#### Task instructions:
Gather from the material every line that contains the string "true".

#### Provided entries:

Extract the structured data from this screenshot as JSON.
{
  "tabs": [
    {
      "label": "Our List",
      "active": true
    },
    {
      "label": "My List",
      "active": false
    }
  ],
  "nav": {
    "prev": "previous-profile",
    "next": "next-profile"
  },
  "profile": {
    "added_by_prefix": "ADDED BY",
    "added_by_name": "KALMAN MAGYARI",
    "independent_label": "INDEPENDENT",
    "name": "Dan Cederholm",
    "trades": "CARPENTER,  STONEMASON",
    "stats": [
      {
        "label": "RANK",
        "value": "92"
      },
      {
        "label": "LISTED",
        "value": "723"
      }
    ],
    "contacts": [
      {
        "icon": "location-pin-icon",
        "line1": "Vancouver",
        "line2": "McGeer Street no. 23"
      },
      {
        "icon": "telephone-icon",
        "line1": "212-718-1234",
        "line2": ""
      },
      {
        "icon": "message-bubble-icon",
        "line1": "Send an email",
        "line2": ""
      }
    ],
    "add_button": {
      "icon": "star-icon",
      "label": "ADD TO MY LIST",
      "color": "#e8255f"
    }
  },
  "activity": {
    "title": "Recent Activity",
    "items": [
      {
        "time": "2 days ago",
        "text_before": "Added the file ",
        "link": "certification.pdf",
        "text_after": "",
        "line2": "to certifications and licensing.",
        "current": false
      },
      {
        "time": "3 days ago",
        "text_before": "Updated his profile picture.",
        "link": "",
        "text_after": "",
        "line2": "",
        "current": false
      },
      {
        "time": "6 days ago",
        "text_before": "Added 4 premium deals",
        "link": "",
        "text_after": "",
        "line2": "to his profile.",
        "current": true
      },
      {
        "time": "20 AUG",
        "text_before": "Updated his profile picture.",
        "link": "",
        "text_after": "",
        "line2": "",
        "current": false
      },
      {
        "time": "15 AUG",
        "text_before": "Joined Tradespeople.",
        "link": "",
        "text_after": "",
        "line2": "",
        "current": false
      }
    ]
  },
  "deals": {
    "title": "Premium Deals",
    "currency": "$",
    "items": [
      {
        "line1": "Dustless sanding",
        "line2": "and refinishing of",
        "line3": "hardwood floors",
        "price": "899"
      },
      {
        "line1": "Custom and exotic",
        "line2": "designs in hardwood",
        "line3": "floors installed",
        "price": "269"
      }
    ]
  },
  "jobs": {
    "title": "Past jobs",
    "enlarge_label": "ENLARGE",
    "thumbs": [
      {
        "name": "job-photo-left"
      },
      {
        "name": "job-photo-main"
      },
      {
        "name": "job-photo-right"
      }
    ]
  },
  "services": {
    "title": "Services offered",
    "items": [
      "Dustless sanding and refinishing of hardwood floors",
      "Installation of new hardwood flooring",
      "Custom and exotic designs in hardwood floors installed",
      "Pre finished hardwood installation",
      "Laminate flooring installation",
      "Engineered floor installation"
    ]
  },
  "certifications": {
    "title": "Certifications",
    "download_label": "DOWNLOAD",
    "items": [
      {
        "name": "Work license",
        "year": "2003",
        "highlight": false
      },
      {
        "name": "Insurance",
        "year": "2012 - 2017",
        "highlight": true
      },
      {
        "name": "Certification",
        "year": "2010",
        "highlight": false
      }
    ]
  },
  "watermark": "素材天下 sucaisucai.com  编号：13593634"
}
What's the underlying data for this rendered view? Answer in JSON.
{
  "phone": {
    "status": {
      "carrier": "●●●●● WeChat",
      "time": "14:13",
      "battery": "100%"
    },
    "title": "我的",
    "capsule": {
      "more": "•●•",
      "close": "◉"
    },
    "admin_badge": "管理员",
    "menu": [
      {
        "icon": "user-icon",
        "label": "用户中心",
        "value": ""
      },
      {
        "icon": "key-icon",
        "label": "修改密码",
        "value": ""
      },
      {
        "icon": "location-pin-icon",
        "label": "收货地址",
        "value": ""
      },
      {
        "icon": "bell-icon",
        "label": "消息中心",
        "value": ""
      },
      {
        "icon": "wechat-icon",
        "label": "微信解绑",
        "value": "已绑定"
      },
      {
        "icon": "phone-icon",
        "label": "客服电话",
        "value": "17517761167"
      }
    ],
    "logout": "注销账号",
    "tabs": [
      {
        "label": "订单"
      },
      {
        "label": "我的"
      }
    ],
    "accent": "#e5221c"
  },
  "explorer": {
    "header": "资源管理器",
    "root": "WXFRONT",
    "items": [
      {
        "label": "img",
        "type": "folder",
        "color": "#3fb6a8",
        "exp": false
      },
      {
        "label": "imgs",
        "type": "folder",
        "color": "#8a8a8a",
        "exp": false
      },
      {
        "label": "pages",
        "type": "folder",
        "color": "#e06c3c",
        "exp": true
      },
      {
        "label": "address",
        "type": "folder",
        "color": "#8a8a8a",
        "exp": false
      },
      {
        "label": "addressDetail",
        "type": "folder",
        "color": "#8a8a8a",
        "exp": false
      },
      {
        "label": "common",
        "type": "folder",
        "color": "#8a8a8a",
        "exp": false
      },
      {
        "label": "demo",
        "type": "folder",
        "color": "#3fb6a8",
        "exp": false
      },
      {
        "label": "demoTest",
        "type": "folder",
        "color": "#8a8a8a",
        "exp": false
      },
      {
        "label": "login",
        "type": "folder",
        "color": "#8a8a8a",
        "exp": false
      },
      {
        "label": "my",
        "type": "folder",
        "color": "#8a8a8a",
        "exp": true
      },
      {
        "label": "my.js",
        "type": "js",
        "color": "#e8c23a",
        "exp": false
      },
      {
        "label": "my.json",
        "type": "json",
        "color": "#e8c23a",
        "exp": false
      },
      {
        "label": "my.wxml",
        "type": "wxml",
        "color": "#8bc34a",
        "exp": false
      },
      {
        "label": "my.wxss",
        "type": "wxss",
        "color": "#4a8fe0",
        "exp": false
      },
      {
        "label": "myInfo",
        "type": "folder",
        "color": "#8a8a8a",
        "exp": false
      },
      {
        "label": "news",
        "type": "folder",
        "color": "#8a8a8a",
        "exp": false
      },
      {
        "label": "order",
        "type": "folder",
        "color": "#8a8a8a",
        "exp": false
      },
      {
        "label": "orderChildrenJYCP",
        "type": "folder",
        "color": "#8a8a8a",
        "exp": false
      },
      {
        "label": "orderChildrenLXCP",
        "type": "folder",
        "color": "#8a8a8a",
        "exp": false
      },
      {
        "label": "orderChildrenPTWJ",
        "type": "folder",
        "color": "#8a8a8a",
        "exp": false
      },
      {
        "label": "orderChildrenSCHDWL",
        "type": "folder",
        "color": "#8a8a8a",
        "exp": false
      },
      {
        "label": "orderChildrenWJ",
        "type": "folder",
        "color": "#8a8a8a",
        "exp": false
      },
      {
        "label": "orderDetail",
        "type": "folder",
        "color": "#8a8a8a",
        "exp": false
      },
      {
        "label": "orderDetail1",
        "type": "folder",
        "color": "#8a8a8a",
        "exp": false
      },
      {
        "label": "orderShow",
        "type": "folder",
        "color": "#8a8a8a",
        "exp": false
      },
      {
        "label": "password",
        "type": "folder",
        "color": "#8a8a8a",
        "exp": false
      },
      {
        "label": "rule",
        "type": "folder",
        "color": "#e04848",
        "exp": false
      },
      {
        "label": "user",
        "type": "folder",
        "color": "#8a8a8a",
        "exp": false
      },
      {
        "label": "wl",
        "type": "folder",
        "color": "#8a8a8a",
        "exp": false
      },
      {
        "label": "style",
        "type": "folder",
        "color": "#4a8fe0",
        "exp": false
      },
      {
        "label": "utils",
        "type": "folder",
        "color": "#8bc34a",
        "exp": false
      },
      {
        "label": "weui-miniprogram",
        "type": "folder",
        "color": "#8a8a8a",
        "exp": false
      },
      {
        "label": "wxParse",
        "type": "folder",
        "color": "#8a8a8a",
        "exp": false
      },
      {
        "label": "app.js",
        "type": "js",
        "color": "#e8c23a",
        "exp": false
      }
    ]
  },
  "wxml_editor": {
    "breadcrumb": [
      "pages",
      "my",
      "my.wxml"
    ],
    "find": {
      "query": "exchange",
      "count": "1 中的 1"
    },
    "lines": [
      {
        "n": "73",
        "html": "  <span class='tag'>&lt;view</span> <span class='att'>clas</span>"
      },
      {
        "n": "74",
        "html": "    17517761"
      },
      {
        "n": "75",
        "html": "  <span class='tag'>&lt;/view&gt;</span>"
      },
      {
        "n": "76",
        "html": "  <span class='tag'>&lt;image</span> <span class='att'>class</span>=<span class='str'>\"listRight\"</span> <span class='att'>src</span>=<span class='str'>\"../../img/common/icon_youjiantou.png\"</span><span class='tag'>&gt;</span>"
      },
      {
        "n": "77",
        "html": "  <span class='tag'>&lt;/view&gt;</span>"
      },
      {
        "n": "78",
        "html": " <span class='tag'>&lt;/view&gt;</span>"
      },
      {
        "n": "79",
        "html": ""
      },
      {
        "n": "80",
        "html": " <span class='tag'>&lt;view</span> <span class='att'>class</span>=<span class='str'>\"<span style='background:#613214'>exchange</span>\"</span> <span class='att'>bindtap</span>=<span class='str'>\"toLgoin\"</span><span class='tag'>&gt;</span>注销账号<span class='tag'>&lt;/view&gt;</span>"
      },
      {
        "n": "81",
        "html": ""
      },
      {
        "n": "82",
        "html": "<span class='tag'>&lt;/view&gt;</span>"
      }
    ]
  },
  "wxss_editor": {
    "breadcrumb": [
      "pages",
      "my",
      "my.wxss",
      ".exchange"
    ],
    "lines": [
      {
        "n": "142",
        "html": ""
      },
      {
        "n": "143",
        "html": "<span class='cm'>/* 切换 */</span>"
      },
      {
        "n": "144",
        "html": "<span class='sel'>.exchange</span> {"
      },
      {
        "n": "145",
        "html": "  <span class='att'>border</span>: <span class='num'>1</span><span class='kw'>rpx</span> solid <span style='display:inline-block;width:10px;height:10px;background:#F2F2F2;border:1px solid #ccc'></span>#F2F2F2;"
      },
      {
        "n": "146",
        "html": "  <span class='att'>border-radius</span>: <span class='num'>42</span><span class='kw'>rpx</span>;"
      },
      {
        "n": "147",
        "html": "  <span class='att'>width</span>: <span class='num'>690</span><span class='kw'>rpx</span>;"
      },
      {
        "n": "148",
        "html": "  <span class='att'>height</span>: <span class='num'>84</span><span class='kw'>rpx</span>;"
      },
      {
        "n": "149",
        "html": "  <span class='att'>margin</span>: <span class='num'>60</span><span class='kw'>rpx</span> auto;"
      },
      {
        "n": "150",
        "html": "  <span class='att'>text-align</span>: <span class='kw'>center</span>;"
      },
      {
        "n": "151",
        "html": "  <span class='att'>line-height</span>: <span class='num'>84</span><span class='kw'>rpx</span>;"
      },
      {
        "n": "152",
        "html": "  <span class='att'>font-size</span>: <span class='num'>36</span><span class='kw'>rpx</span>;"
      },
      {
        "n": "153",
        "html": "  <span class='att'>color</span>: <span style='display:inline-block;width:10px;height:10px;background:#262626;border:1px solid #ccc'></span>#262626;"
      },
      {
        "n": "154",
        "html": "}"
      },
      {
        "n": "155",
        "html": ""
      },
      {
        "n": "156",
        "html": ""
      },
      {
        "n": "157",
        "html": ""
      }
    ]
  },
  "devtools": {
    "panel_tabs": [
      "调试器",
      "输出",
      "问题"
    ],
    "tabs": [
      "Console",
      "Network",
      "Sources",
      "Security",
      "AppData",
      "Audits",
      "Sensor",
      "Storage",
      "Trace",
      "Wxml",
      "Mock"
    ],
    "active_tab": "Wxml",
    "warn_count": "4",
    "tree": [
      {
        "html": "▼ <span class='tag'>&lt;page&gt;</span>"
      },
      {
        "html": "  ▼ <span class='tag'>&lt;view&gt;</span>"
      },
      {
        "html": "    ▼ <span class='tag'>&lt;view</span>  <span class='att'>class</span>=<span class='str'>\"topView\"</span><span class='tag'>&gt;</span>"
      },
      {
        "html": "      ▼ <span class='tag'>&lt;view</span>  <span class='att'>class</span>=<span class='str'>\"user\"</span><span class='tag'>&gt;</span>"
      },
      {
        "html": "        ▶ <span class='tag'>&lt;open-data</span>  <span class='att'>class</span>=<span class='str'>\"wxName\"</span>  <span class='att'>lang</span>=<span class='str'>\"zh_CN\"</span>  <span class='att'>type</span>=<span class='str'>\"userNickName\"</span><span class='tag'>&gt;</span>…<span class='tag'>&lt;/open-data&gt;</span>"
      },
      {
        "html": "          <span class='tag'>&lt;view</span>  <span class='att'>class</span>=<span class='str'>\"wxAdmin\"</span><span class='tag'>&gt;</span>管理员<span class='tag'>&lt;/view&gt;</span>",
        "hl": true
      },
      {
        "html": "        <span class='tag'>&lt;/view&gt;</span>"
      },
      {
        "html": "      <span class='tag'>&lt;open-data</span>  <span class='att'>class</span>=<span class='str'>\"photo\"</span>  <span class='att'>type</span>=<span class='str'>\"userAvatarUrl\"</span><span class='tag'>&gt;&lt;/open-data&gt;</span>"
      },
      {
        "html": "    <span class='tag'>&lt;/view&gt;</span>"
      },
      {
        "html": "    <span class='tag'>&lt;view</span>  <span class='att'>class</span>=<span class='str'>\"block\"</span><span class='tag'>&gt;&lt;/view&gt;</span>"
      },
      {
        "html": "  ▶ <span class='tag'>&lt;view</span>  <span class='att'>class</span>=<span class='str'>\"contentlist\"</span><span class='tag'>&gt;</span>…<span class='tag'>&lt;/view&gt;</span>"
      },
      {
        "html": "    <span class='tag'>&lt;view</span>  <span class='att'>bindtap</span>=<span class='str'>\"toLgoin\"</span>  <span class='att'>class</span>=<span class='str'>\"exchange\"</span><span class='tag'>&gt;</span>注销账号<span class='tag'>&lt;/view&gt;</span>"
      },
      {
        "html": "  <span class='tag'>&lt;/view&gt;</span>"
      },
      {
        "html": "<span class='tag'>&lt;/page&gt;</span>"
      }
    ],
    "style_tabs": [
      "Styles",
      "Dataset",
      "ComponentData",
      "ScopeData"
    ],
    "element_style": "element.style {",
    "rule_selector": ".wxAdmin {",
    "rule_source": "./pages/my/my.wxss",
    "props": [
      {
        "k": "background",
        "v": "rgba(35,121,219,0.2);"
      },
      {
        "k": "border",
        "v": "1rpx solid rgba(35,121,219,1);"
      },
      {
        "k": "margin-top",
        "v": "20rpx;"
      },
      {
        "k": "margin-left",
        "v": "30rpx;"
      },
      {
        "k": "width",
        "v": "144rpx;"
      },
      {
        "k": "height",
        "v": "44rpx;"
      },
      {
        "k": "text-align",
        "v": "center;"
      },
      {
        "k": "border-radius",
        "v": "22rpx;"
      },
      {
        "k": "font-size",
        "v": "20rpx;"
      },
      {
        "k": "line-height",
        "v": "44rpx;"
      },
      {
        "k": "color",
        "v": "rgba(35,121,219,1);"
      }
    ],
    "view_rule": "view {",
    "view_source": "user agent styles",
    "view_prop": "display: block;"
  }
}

#### Expected output:
      "active": true
        "current": true
        "highlight": true
        "exp": true
        "exp": true
        "hl": true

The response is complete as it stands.